WHAT TO WORK ON >> What number of lines contain the word "ovat"? Reply with the number and nothing else.

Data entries

────────

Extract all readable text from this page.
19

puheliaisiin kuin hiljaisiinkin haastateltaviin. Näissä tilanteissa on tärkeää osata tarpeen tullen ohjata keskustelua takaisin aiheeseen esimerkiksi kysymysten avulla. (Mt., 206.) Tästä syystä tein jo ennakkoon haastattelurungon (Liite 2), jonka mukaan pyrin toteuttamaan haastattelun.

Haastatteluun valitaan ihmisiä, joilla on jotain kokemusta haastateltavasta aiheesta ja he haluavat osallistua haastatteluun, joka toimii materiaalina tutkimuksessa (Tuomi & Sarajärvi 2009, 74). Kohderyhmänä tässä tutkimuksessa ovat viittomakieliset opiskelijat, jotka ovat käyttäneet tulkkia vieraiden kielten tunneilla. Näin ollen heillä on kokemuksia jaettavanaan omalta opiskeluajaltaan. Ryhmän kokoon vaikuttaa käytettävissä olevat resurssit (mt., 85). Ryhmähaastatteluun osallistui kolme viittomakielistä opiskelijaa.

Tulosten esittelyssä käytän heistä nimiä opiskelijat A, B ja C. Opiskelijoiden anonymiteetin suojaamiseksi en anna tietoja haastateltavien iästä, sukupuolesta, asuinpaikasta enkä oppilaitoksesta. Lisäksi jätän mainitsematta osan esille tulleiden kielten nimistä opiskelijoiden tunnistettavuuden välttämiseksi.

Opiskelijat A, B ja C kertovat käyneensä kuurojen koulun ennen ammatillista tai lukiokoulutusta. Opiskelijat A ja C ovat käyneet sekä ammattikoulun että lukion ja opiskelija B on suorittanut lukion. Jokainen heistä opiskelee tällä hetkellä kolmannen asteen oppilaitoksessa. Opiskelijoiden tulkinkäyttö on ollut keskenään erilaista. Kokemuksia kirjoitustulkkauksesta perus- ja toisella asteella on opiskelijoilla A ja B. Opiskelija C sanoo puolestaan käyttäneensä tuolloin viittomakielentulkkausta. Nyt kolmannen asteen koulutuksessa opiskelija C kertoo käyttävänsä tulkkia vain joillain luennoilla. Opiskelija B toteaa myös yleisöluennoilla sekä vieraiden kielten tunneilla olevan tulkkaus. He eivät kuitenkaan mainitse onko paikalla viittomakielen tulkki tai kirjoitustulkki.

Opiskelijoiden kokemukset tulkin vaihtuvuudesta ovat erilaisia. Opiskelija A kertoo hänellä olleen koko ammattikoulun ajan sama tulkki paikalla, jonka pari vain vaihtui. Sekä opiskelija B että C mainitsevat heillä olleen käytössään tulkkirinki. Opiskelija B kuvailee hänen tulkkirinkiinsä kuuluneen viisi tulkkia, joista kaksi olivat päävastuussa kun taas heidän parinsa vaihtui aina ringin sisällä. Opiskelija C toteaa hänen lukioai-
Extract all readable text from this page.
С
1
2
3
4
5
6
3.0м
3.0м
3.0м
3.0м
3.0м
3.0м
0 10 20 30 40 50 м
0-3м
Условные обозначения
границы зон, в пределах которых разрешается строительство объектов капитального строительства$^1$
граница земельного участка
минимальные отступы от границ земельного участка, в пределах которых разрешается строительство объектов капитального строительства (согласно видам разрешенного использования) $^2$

────────

WORKED ANSWER >> 3